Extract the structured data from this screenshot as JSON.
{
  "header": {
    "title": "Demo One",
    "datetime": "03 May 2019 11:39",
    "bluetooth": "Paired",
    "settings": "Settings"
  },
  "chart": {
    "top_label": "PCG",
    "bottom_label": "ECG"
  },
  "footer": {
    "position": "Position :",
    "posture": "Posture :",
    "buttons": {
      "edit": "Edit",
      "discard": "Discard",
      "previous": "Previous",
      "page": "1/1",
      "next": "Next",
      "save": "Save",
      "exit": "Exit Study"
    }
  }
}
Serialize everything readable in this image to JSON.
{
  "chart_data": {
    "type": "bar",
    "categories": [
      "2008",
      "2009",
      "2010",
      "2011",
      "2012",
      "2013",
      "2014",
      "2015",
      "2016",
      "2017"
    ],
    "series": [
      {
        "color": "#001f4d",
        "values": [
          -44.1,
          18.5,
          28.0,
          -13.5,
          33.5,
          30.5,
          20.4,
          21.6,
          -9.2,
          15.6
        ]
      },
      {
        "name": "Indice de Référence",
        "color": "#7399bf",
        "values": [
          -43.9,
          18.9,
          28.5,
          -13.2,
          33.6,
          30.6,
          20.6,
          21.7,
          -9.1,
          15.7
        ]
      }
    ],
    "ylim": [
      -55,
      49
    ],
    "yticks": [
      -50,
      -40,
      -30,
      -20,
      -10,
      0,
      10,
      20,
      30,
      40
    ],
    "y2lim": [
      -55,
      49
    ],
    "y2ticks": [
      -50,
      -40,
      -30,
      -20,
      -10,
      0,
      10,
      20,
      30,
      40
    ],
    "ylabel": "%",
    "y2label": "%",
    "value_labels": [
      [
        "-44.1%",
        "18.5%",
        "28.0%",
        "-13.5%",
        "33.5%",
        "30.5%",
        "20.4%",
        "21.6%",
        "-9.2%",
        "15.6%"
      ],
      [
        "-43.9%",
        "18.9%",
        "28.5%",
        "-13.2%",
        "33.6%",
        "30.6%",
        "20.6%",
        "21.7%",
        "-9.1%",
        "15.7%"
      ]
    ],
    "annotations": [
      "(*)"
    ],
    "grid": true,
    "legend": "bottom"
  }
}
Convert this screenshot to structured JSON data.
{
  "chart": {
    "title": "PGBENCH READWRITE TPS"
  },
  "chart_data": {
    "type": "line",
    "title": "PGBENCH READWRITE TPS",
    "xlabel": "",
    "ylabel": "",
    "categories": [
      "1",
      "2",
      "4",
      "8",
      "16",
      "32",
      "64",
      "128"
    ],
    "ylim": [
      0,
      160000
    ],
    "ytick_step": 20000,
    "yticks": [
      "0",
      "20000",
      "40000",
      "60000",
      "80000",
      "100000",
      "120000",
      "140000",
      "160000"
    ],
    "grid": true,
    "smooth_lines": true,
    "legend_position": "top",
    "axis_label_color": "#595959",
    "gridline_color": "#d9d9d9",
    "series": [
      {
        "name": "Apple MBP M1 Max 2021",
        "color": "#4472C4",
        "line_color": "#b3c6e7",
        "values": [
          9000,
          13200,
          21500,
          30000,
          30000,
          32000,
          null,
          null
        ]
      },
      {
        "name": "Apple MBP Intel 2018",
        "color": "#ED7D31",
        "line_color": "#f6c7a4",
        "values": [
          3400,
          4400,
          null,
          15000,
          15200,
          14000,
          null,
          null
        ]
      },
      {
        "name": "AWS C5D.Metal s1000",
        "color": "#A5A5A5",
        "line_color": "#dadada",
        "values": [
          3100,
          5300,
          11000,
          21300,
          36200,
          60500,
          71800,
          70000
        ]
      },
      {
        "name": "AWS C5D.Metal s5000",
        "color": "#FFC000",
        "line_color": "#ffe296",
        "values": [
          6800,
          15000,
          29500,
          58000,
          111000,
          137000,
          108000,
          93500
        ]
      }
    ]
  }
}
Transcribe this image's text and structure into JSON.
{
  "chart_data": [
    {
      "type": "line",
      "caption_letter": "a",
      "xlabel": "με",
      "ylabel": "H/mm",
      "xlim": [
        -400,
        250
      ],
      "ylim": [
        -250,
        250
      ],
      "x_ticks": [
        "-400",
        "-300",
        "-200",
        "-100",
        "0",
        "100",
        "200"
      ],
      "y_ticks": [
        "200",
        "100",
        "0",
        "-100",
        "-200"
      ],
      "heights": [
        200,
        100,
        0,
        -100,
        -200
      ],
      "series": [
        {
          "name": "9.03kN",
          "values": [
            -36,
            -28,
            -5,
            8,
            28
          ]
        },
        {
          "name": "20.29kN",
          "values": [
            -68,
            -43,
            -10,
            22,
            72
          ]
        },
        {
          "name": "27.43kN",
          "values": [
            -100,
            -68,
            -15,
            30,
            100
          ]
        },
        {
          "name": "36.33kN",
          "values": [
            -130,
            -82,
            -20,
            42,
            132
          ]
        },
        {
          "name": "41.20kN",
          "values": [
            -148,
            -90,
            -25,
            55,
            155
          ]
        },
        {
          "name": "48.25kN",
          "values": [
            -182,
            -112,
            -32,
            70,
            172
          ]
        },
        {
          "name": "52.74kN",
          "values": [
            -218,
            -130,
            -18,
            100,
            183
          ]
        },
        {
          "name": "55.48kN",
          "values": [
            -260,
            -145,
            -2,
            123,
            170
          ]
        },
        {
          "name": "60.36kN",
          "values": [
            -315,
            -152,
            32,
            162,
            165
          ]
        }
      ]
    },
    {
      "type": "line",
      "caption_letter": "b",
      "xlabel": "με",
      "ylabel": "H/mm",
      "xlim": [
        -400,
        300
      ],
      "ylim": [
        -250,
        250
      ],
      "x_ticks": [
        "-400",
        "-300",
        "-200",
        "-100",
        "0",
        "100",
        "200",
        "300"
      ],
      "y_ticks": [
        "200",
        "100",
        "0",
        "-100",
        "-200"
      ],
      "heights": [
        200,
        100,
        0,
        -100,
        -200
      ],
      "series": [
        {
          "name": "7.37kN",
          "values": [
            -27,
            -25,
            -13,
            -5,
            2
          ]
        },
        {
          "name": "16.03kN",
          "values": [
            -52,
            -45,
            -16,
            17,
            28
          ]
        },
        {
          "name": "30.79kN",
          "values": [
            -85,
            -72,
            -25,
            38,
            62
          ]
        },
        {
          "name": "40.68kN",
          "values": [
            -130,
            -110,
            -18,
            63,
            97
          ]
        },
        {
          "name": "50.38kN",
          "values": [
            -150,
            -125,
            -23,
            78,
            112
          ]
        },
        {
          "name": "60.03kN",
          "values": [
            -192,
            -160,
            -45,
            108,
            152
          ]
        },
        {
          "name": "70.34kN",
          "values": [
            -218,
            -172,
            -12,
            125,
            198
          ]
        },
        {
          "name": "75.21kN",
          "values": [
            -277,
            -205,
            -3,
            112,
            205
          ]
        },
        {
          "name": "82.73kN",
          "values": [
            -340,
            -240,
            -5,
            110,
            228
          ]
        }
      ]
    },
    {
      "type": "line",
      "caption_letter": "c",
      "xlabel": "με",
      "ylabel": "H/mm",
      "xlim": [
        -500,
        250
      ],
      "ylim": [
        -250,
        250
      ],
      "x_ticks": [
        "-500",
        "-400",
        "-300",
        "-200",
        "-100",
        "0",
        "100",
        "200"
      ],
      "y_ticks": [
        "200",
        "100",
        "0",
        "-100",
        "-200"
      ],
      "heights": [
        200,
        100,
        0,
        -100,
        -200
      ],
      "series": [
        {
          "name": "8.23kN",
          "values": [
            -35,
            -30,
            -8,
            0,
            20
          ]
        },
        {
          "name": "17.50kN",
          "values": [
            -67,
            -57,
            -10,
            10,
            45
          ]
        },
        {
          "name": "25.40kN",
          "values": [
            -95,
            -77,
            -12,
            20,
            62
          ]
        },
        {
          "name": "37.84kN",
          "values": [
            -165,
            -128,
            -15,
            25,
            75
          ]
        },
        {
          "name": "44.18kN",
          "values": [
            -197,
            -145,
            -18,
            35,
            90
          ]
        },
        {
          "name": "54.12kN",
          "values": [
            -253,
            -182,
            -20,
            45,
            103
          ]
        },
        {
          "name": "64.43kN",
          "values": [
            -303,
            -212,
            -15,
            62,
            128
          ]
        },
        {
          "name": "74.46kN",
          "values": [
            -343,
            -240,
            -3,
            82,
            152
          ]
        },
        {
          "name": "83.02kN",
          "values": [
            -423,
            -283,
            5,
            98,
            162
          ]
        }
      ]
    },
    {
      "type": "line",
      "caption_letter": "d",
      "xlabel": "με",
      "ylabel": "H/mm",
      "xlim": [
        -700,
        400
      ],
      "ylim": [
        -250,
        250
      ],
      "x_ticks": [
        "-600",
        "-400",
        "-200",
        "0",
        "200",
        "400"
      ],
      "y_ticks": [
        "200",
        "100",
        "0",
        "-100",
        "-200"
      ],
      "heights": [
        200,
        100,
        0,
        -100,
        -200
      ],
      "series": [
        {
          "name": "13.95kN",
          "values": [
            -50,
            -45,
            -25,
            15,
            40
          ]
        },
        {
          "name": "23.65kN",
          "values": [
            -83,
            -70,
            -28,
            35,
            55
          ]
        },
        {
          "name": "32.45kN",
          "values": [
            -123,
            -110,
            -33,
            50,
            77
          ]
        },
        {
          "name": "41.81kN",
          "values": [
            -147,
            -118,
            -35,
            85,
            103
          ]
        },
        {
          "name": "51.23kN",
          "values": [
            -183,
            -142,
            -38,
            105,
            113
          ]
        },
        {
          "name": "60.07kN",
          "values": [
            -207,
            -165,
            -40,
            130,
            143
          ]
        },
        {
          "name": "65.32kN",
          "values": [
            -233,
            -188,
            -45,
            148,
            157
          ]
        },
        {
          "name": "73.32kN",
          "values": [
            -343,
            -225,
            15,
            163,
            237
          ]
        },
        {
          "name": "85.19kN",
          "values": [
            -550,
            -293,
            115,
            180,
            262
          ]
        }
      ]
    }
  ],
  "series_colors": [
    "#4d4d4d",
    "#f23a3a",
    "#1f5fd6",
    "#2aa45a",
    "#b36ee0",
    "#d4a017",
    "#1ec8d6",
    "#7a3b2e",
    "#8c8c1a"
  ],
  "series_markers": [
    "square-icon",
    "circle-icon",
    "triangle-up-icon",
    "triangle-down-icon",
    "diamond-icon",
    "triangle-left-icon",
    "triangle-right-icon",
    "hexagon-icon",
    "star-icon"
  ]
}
=======
**GIVEN INSTRUCTION:** Collect every line with the string "Apple" from the records, and copy each.

**ANSWER TO THE PROBLEM:**
        "name": "Apple MBP M1 Max 2021",
        "name": "Apple MBP Intel 2018",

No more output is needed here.